-- begin Excerpted records --
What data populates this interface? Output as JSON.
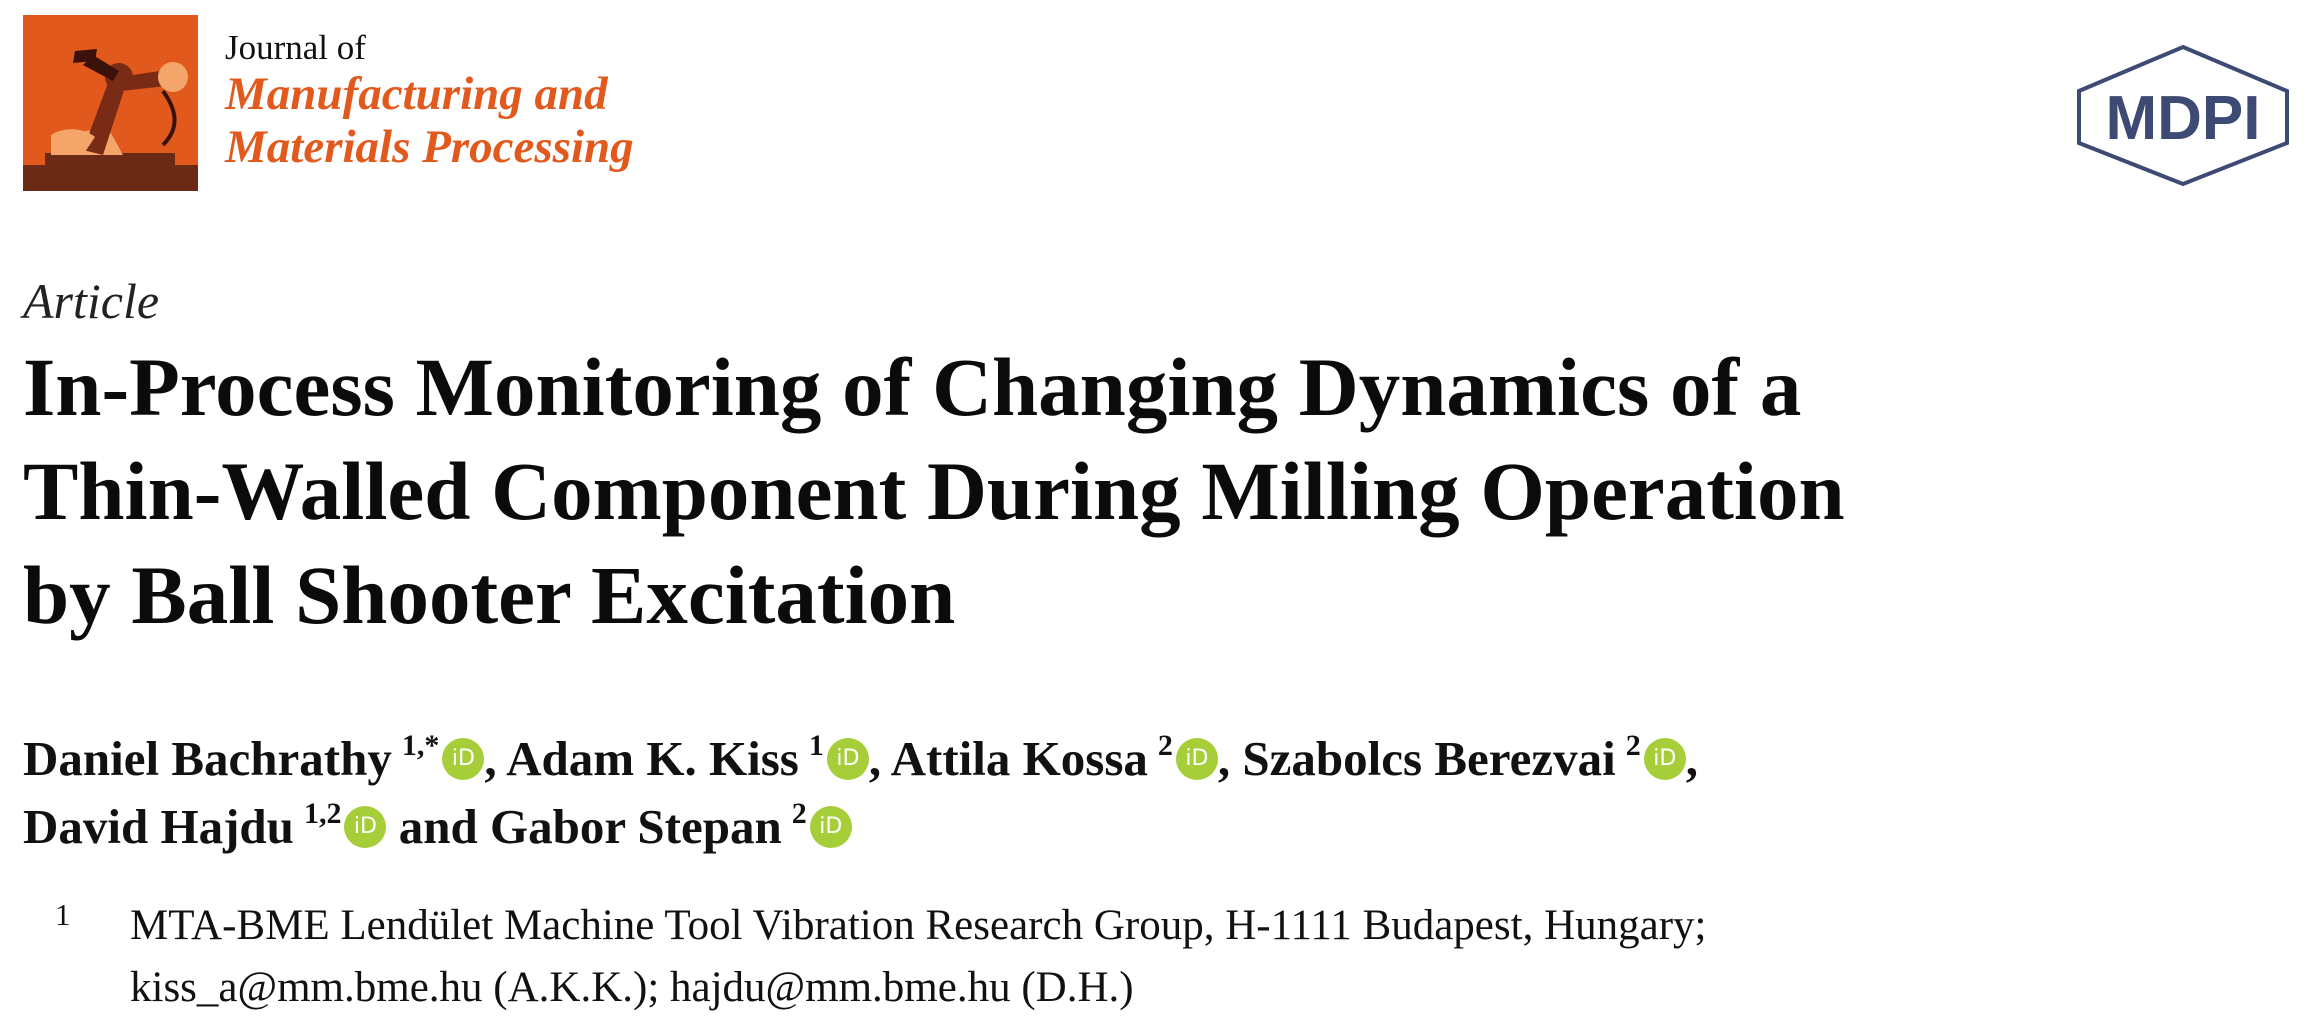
{
  "journal": {
    "prefix": "Journal of",
    "name_line1": "Manufacturing and",
    "name_line2": "Materials Processing",
    "logo_icon": "robot-arm-icon",
    "accent_color": "#e2591e"
  },
  "publisher": {
    "logo_text": "MDPI",
    "logo_color": "#3d4a73"
  },
  "article": {
    "type": "Article",
    "title_lines": [
      "In-Process Monitoring of Changing Dynamics of a",
      "Thin-Walled Component During Milling Operation",
      "by Ball Shooter Excitation"
    ]
  },
  "authors": [
    {
      "name": "Daniel Bachrathy",
      "sup": "1,*",
      "suffix": ","
    },
    {
      "name": "Adam K. Kiss",
      "sup": "1",
      "suffix": ","
    },
    {
      "name": "Attila Kossa",
      "sup": "2",
      "suffix": ","
    },
    {
      "name": "Szabolcs Berezvai",
      "sup": "2",
      "suffix": ","
    },
    {
      "name": "David Hajdu",
      "sup": "1,2",
      "suffix": ""
    },
    {
      "connector": "and"
    },
    {
      "name": "Gabor Stepan",
      "sup": "2",
      "suffix": ""
    }
  ],
  "orcid_label": "iD",
  "orcid_color": "#a6ce39",
  "affiliations": [
    {
      "number": "1",
      "line1": "MTA-BME Lendület Machine Tool Vibration Research Group, H-1111 Budapest, Hungary;",
      "line2": "kiss_a@mm.bme.hu (A.K.K.); hajdu@mm.bme.hu (D.H.)"
    }
  ]
}
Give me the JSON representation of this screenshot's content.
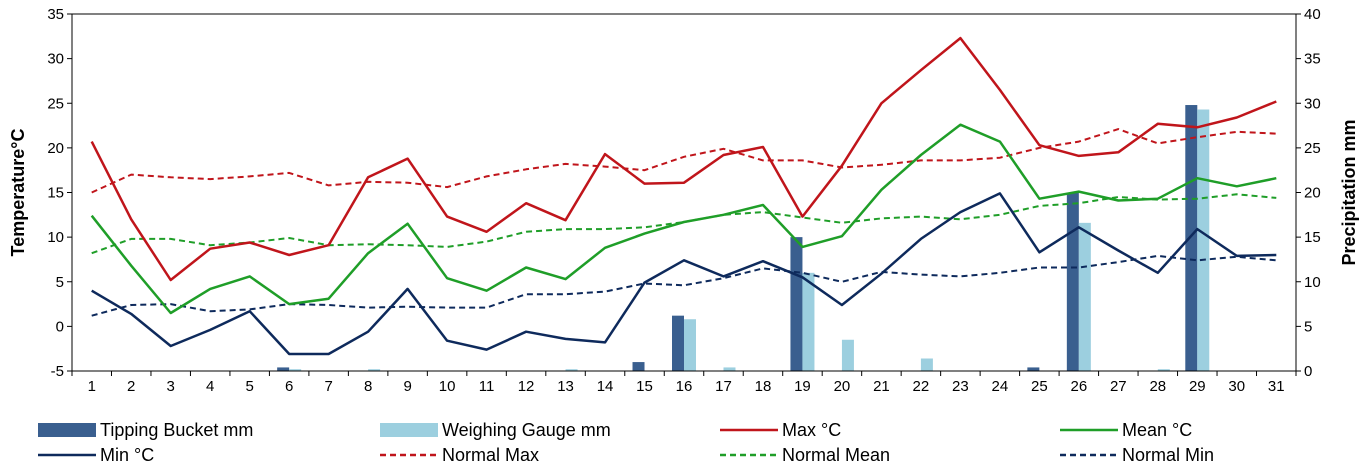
{
  "chart_data": {
    "type": "bar+line",
    "x": [
      1,
      2,
      3,
      4,
      5,
      6,
      7,
      8,
      9,
      10,
      11,
      12,
      13,
      14,
      15,
      16,
      17,
      18,
      19,
      20,
      21,
      22,
      23,
      24,
      25,
      26,
      27,
      28,
      29,
      30,
      31
    ],
    "y_left": {
      "label": "Temperature°C",
      "range": [
        -5,
        35
      ],
      "ticks": [
        -5,
        0,
        5,
        10,
        15,
        20,
        25,
        30,
        35
      ]
    },
    "y_right": {
      "label": "Precipitation mm",
      "range": [
        0,
        40
      ],
      "ticks": [
        0,
        5,
        10,
        15,
        20,
        25,
        30,
        35,
        40
      ]
    },
    "grid": false,
    "legend_placement": "bottom",
    "bar_series": [
      {
        "name": "Tipping Bucket mm",
        "color": "#3a5f8f",
        "axis": "right",
        "values": [
          0,
          0,
          0,
          0,
          0,
          0.4,
          0,
          0,
          0,
          0,
          0,
          0,
          0,
          0,
          1,
          6.2,
          0,
          0,
          15,
          0,
          0,
          0,
          0,
          0,
          0.4,
          20,
          0,
          0,
          29.8,
          0,
          0
        ]
      },
      {
        "name": "Weighing Gauge mm",
        "color": "#9ccfdf",
        "axis": "right",
        "values": [
          0,
          0,
          0,
          0,
          0,
          0.2,
          0,
          0.2,
          0,
          0,
          0,
          0,
          0.2,
          0,
          0,
          5.8,
          0.4,
          0,
          11,
          3.5,
          0,
          1.4,
          0,
          0,
          0,
          16.6,
          0,
          0.2,
          29.3,
          0,
          0
        ]
      }
    ],
    "line_series": [
      {
        "name": "Max °C",
        "color": "#c0151b",
        "dashed": false,
        "axis": "left",
        "values": [
          20.7,
          12,
          5.2,
          8.7,
          9.4,
          8,
          9.1,
          16.7,
          18.8,
          12.3,
          10.6,
          13.8,
          11.9,
          19.3,
          16,
          16.1,
          19.2,
          20.1,
          12.3,
          18,
          25,
          28.7,
          32.3,
          26.5,
          20.3,
          19.1,
          19.5,
          22.7,
          22.3,
          23.4,
          25.2
        ]
      },
      {
        "name": "Mean °C",
        "color": "#1f9e28",
        "dashed": false,
        "axis": "left",
        "values": [
          12.4,
          6.8,
          1.5,
          4.2,
          5.6,
          2.5,
          3.1,
          8.2,
          11.5,
          5.4,
          4,
          6.6,
          5.3,
          8.8,
          10.4,
          11.7,
          12.5,
          13.6,
          8.9,
          10.1,
          15.3,
          19.2,
          22.6,
          20.7,
          14.3,
          15.1,
          14.1,
          14.3,
          16.6,
          15.7,
          16.6
        ]
      },
      {
        "name": "Min °C",
        "color": "#0e2a5c",
        "dashed": false,
        "axis": "left",
        "values": [
          4,
          1.4,
          -2.2,
          -0.4,
          1.7,
          -3.1,
          -3.1,
          -0.6,
          4.2,
          -1.6,
          -2.6,
          -0.6,
          -1.4,
          -1.8,
          4.9,
          7.4,
          5.6,
          7.3,
          5.5,
          2.4,
          5.9,
          9.8,
          12.8,
          14.9,
          8.3,
          11.1,
          8.5,
          6,
          10.9,
          7.9,
          8
        ]
      },
      {
        "name": "Normal Max",
        "color": "#c0151b",
        "dashed": true,
        "axis": "left",
        "values": [
          15,
          17,
          16.7,
          16.5,
          16.8,
          17.2,
          15.8,
          16.2,
          16.1,
          15.6,
          16.8,
          17.6,
          18.2,
          17.9,
          17.5,
          19,
          19.9,
          18.6,
          18.6,
          17.8,
          18.1,
          18.6,
          18.6,
          18.9,
          20,
          20.7,
          22.1,
          20.5,
          21.2,
          21.8,
          21.6
        ]
      },
      {
        "name": "Normal Mean",
        "color": "#1f9e28",
        "dashed": true,
        "axis": "left",
        "values": [
          8.2,
          9.8,
          9.8,
          9.1,
          9.4,
          9.9,
          9.1,
          9.2,
          9.1,
          8.9,
          9.5,
          10.6,
          10.9,
          10.9,
          11.1,
          11.7,
          12.5,
          12.8,
          12.2,
          11.6,
          12.1,
          12.3,
          12,
          12.5,
          13.5,
          13.8,
          14.5,
          14.2,
          14.3,
          14.8,
          14.4
        ]
      },
      {
        "name": "Normal Min",
        "color": "#0e2a5c",
        "dashed": true,
        "axis": "left",
        "values": [
          1.2,
          2.4,
          2.5,
          1.7,
          1.9,
          2.5,
          2.4,
          2.1,
          2.2,
          2.1,
          2.1,
          3.6,
          3.6,
          3.9,
          4.8,
          4.6,
          5.4,
          6.5,
          6,
          5,
          6.1,
          5.8,
          5.6,
          6,
          6.6,
          6.6,
          7.2,
          7.9,
          7.4,
          7.8,
          7.4
        ]
      }
    ]
  }
}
-- end Excerpted records --
• Given instruction
Are you able to set down all the lines above exactly, without any pictures?

• Task output
What data populates this interface? Output as JSON.
{
  "journal": {
    "prefix": "Journal of",
    "name_line1": "Manufacturing and",
    "name_line2": "Materials Processing",
    "logo_icon": "robot-arm-icon",
    "accent_color": "#e2591e"
  },
  "publisher": {
    "logo_text": "MDPI",
    "logo_color": "#3d4a73"
  },
  "article": {
    "type": "Article",
    "title_lines": [
      "In-Process Monitoring of Changing Dynamics of a",
      "Thin-Walled Component During Milling Operation",
      "by Ball Shooter Excitation"
    ]
  },
  "authors": [
    {
      "name": "Daniel Bachrathy",
      "sup": "1,*",
      "suffix": ","
    },
    {
      "name": "Adam K. Kiss",
      "sup": "1",
      "suffix": ","
    },
    {
      "name": "Attila Kossa",
      "sup": "2",
      "suffix": ","
    },
    {
      "name": "Szabolcs Berezvai",
      "sup": "2",
      "suffix": ","
    },
    {
      "name": "David Hajdu",
      "sup": "1,2",
      "suffix": ""
    },
    {
      "connector": "and"
    },
    {
      "name": "Gabor Stepan",
      "sup": "2",
      "suffix": ""
    }
  ],
  "orcid_label": "iD",
  "orcid_color": "#a6ce39",
  "affiliations": [
    {
      "number": "1",
      "line1": "MTA-BME Lendület Machine Tool Vibration Research Group, H-1111 Budapest, Hungary;",
      "line2": "kiss_a@mm.bme.hu (A.K.K.); hajdu@mm.bme.hu (D.H.)"
    }
  ]
}
Give me the JSON representation of this screenshot's content.
{
  "chart_data": {
    "type": "bar+line",
    "x": [
      1,
      2,
      3,
      4,
      5,
      6,
      7,
      8,
      9,
      10,
      11,
      12,
      13,
      14,
      15,
      16,
      17,
      18,
      19,
      20,
      21,
      22,
      23,
      24,
      25,
      26,
      27,
      28,
      29,
      30,
      31
    ],
    "y_left": {
      "label": "Temperature°C",
      "range": [
        -5,
        35
      ],
      "ticks": [
        -5,
        0,
        5,
        10,
        15,
        20,
        25,
        30,
        35
      ]
    },
    "y_right": {
      "label": "Precipitation mm",
      "range": [
        0,
        40
      ],
      "ticks": [
        0,
        5,
        10,
        15,
        20,
        25,
        30,
        35,
        40
      ]
    },
    "grid": false,
    "legend_placement": "bottom",
    "bar_series": [
      {
        "name": "Tipping Bucket mm",
        "color": "#3a5f8f",
        "axis": "right",
        "values": [
          0,
          0,
          0,
          0,
          0,
          0.4,
          0,
          0,
          0,
          0,
          0,
          0,
          0,
          0,
          1,
          6.2,
          0,
          0,
          15,
          0,
          0,
          0,
          0,
          0,
          0.4,
          20,
          0,
          0,
          29.8,
          0,
          0
        ]
      },
      {
        "name": "Weighing Gauge mm",
        "color": "#9ccfdf",
        "axis": "right",
        "values": [
          0,
          0,
          0,
          0,
          0,
          0.2,
          0,
          0.2,
          0,
          0,
          0,
          0,
          0.2,
          0,
          0,
          5.8,
          0.4,
          0,
          11,
          3.5,
          0,
          1.4,
          0,
          0,
          0,
          16.6,
          0,
          0.2,
          29.3,
          0,
          0
        ]
      }
    ],
    "line_series": [
      {
        "name": "Max °C",
        "color": "#c0151b",
        "dashed": false,
        "axis": "left",
        "values": [
          20.7,
          12,
          5.2,
          8.7,
          9.4,
          8,
          9.1,
          16.7,
          18.8,
          12.3,
          10.6,
          13.8,
          11.9,
          19.3,
          16,
          16.1,
          19.2,
          20.1,
          12.3,
          18,
          25,
          28.7,
          32.3,
          26.5,
          20.3,
          19.1,
          19.5,
          22.7,
          22.3,
          23.4,
          25.2
        ]
      },
      {
        "name": "Mean °C",
        "color": "#1f9e28",
        "dashed": false,
        "axis": "left",
        "values": [
          12.4,
          6.8,
          1.5,
          4.2,
          5.6,
          2.5,
          3.1,
          8.2,
          11.5,
          5.4,
          4,
          6.6,
          5.3,
          8.8,
          10.4,
          11.7,
          12.5,
          13.6,
          8.9,
          10.1,
          15.3,
          19.2,
          22.6,
          20.7,
          14.3,
          15.1,
          14.1,
          14.3,
          16.6,
          15.7,
          16.6
        ]
      },
      {
        "name": "Min °C",
        "color": "#0e2a5c",
        "dashed": false,
        "axis": "left",
        "values": [
          4,
          1.4,
          -2.2,
          -0.4,
          1.7,
          -3.1,
          -3.1,
          -0.6,
          4.2,
          -1.6,
          -2.6,
          -0.6,
          -1.4,
          -1.8,
          4.9,
          7.4,
          5.6,
          7.3,
          5.5,
          2.4,
          5.9,
          9.8,
          12.8,
          14.9,
          8.3,
          11.1,
          8.5,
          6,
          10.9,
          7.9,
          8
        ]
      },
      {
        "name": "Normal Max",
        "color": "#c0151b",
        "dashed": true,
        "axis": "left",
        "values": [
          15,
          17,
          16.7,
          16.5,
          16.8,
          17.2,
          15.8,
          16.2,
          16.1,
          15.6,
          16.8,
          17.6,
          18.2,
          17.9,
          17.5,
          19,
          19.9,
          18.6,
          18.6,
          17.8,
          18.1,
          18.6,
          18.6,
          18.9,
          20,
          20.7,
          22.1,
          20.5,
          21.2,
          21.8,
          21.6
        ]
      },
      {
        "name": "Normal Mean",
        "color": "#1f9e28",
        "dashed": true,
        "axis": "left",
        "values": [
          8.2,
          9.8,
          9.8,
          9.1,
          9.4,
          9.9,
          9.1,
          9.2,
          9.1,
          8.9,
          9.5,
          10.6,
          10.9,
          10.9,
          11.1,
          11.7,
          12.5,
          12.8,
          12.2,
          11.6,
          12.1,
          12.3,
          12,
          12.5,
          13.5,
          13.8,
          14.5,
          14.2,
          14.3,
          14.8,
          14.4
        ]
      },
      {
        "name": "Normal Min",
        "color": "#0e2a5c",
        "dashed": true,
        "axis": "left",
        "values": [
          1.2,
          2.4,
          2.5,
          1.7,
          1.9,
          2.5,
          2.4,
          2.1,
          2.2,
          2.1,
          2.1,
          3.6,
          3.6,
          3.9,
          4.8,
          4.6,
          5.4,
          6.5,
          6,
          5,
          6.1,
          5.8,
          5.6,
          6,
          6.6,
          6.6,
          7.2,
          7.9,
          7.4,
          7.8,
          7.4
        ]
      }
    ]
  }
}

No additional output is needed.